# EXERCISE BRIEF
Can you pull out each line of the data below that includes the word "frange"?

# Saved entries
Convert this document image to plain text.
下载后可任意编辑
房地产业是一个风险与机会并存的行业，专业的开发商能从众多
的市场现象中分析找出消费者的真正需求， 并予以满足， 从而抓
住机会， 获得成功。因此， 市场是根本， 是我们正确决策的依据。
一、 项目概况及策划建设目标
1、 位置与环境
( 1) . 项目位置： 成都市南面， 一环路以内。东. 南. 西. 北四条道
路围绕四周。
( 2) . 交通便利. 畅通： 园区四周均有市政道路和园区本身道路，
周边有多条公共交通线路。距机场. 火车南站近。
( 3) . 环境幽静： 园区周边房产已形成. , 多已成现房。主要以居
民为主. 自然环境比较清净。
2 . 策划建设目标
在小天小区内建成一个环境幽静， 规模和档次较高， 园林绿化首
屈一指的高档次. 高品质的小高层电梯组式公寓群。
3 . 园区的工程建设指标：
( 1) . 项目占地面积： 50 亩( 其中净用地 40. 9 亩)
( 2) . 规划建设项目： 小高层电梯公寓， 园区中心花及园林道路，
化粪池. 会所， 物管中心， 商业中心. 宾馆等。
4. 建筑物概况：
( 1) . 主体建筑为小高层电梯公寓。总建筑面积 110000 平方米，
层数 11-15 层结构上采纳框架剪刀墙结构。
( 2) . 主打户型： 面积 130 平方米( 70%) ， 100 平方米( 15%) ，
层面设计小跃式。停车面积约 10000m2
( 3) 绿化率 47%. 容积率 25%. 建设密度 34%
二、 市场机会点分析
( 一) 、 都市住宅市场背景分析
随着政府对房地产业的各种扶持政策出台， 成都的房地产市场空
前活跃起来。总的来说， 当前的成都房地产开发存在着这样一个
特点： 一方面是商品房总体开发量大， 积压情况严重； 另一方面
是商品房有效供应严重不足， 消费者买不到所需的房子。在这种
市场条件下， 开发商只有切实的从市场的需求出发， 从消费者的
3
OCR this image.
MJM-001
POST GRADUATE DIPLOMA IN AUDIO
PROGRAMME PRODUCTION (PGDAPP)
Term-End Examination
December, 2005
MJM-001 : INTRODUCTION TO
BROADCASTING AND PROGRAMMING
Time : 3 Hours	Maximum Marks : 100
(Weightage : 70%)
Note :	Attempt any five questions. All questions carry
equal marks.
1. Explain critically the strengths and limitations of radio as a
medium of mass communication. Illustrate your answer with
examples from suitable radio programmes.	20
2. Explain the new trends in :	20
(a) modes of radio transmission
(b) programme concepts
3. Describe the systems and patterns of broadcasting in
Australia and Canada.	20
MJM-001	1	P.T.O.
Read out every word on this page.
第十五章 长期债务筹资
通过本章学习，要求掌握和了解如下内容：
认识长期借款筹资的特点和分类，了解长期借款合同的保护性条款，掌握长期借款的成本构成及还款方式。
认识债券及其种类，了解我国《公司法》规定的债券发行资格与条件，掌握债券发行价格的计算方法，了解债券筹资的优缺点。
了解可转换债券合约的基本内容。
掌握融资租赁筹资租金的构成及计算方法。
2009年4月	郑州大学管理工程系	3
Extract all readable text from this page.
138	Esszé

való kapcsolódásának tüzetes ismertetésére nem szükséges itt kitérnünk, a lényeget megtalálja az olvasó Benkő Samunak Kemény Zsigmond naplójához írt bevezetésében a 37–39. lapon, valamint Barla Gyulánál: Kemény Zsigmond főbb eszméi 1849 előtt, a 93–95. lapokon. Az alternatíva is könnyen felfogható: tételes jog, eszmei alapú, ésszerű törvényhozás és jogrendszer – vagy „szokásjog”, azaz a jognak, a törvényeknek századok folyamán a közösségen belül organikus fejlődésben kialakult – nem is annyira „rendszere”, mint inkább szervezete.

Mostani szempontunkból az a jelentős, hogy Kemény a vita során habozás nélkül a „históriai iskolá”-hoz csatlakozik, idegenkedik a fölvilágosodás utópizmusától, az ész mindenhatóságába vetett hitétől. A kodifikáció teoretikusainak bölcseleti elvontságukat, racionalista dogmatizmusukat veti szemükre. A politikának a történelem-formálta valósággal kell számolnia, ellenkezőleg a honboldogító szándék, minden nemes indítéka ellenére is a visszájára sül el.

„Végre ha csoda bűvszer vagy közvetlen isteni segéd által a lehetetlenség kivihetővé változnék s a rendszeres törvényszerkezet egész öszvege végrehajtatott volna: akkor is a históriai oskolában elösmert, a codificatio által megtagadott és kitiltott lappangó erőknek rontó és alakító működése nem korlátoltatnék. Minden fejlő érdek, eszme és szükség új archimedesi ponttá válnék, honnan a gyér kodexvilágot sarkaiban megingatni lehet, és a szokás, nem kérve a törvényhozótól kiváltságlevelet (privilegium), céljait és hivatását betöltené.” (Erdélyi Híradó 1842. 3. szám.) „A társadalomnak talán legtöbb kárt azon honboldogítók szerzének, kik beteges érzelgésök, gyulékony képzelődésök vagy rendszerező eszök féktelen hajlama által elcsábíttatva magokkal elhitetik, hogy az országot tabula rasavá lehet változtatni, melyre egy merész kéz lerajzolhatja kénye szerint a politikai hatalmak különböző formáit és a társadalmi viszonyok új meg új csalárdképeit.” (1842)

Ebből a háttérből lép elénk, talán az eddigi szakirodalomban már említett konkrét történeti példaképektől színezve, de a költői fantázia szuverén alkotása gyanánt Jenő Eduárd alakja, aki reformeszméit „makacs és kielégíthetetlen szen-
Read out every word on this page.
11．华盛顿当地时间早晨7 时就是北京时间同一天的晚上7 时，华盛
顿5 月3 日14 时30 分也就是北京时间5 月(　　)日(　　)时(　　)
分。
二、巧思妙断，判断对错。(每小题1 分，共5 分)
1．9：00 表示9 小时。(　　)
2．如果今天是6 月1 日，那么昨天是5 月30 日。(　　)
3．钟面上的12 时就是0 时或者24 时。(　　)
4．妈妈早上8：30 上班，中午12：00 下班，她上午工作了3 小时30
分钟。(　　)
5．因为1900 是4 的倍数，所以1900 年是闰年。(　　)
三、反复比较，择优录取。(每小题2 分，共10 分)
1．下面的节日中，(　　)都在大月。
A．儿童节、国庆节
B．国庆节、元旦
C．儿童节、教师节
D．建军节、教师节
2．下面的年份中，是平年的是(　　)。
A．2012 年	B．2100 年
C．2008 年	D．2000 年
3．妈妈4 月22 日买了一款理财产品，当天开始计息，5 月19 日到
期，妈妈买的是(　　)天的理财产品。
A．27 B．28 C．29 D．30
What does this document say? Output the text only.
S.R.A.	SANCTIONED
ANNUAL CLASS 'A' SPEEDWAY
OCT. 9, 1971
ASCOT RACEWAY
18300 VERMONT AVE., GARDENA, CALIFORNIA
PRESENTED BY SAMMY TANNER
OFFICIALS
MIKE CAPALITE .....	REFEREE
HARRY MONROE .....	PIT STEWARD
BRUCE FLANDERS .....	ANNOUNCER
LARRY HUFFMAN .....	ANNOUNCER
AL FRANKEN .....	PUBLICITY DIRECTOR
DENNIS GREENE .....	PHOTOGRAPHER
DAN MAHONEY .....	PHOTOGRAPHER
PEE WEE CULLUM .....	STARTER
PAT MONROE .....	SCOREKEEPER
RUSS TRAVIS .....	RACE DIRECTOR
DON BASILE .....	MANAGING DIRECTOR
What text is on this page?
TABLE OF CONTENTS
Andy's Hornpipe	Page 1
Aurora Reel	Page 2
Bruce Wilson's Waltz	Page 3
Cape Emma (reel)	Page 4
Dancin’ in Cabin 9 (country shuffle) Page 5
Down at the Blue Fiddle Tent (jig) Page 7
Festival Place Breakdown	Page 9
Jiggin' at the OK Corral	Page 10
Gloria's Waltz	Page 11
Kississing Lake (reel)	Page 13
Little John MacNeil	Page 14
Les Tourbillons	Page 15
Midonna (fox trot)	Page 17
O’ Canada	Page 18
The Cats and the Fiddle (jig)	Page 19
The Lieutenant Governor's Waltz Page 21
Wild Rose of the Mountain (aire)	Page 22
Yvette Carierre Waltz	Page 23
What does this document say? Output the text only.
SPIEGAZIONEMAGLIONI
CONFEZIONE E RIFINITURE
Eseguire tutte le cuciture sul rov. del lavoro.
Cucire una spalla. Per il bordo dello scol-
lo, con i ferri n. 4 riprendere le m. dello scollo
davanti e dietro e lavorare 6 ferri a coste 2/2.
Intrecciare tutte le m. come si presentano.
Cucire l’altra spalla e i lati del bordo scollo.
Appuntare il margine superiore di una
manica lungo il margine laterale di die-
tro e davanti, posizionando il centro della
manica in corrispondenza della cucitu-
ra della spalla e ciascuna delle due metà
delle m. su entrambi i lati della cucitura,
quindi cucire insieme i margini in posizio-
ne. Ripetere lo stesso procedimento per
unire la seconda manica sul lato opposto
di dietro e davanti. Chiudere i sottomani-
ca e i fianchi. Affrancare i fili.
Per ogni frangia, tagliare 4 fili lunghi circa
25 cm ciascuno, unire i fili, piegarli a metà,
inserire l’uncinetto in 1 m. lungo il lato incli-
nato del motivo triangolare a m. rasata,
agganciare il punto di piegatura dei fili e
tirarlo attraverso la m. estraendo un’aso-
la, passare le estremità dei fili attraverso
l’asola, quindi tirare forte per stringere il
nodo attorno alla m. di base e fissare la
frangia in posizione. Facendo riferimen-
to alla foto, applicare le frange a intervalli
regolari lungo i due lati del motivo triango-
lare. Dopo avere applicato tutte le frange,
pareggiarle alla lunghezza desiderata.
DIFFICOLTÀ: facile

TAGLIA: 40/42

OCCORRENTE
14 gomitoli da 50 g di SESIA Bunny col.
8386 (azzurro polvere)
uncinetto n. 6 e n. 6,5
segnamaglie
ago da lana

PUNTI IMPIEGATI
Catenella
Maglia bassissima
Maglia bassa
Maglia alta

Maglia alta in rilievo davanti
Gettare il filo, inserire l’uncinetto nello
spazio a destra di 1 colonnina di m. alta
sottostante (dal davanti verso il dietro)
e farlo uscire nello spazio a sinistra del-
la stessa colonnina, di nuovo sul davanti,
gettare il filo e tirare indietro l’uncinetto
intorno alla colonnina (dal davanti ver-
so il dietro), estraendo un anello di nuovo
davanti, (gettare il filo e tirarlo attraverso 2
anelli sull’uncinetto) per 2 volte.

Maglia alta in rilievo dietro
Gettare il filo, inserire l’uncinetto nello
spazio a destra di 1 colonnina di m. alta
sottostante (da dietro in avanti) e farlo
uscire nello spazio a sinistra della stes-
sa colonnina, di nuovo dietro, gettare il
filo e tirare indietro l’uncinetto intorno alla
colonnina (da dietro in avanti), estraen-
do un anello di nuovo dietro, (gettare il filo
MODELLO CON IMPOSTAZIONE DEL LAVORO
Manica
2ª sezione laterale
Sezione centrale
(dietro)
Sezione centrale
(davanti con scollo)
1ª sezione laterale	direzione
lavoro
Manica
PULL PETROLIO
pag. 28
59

# THE RESULT
to alla foto, applicare le frange a intervalli
lare. Dopo avere applicato tutte le frange,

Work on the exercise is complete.